------ SUPPLIED DATA ------
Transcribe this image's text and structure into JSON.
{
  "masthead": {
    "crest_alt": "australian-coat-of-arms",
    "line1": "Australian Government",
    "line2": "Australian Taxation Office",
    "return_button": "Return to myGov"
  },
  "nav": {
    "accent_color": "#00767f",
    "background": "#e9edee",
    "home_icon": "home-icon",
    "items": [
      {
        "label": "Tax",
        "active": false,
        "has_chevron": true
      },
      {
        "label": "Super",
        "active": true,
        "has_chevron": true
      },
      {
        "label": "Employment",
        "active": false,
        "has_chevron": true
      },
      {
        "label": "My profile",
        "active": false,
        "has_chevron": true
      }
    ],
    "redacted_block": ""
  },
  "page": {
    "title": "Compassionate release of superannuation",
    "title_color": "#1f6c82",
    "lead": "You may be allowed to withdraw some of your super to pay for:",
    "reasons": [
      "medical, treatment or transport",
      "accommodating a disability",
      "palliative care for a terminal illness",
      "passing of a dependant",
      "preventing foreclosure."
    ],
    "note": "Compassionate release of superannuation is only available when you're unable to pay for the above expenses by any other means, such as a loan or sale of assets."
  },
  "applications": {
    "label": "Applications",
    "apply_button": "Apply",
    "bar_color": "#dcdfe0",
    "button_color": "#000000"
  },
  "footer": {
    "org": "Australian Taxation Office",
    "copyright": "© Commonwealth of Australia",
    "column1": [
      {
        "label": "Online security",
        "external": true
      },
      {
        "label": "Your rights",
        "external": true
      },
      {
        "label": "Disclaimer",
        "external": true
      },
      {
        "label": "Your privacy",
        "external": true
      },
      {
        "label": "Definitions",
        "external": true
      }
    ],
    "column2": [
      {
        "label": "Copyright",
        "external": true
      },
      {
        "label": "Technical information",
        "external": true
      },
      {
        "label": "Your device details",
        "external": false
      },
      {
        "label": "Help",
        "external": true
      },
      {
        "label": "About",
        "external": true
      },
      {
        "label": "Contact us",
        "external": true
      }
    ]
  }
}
------
> REQUIREMENTS
Across the material above, count every line holding "Compassionate" and write down only the number.

> FULL RESPONSE
2